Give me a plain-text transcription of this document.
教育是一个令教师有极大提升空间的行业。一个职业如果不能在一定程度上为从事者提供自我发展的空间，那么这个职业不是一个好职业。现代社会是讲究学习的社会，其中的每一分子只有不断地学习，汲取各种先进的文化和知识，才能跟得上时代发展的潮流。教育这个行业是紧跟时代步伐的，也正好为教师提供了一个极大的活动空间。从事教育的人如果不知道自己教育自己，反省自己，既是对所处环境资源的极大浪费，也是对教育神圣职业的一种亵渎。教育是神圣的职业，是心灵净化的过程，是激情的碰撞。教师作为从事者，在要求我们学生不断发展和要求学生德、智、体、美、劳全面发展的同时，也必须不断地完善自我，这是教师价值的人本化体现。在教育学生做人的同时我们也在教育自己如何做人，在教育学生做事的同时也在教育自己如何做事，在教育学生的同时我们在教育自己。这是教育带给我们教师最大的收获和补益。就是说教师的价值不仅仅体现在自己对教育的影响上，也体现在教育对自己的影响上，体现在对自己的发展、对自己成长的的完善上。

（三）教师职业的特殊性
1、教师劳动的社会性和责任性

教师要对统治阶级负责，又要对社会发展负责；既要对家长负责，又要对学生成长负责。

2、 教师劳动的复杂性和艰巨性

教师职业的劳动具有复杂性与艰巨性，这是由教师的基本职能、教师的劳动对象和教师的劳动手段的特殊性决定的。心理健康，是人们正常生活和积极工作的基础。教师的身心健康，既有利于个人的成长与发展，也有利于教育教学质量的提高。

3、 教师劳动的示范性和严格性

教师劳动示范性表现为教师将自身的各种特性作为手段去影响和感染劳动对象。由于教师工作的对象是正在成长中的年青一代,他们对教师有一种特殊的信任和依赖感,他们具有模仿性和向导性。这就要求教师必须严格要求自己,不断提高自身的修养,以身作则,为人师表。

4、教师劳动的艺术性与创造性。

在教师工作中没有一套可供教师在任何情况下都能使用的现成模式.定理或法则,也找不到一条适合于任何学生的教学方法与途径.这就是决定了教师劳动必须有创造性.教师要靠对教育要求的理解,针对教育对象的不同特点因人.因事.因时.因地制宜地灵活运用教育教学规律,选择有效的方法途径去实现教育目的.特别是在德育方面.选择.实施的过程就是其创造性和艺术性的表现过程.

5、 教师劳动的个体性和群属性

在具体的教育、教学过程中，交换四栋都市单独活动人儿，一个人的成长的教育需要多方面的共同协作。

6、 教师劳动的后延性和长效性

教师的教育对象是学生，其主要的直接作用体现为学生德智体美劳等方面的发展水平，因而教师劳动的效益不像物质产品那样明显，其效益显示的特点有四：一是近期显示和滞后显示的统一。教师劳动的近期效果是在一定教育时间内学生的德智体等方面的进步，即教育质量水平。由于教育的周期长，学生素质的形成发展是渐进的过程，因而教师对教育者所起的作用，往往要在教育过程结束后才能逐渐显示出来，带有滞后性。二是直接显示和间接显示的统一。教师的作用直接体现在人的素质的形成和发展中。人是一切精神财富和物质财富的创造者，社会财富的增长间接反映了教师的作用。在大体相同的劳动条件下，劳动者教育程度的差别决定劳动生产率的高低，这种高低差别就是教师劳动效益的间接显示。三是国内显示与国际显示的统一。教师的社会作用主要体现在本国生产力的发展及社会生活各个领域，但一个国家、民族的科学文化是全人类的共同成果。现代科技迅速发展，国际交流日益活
□ □ □
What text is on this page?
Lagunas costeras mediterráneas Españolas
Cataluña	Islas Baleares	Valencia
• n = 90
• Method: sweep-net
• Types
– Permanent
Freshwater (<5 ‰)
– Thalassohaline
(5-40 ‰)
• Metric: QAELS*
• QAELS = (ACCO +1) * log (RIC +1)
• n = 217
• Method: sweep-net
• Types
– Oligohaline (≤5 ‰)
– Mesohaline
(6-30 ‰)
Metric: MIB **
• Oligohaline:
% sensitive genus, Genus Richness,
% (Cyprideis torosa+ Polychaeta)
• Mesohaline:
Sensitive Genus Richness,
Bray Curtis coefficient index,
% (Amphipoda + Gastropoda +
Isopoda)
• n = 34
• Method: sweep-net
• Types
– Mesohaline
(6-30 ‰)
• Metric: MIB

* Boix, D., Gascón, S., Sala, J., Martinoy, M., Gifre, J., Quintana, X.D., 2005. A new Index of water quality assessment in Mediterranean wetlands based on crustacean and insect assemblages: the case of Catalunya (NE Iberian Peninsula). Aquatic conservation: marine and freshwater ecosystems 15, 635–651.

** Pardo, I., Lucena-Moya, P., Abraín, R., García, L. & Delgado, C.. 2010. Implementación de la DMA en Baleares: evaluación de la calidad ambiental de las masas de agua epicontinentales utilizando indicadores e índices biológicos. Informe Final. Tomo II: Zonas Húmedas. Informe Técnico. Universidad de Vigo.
□ □ □
### Required work
Give the number of lines in the listing above that contain "Genus", and nothing else.

### Problem solution
2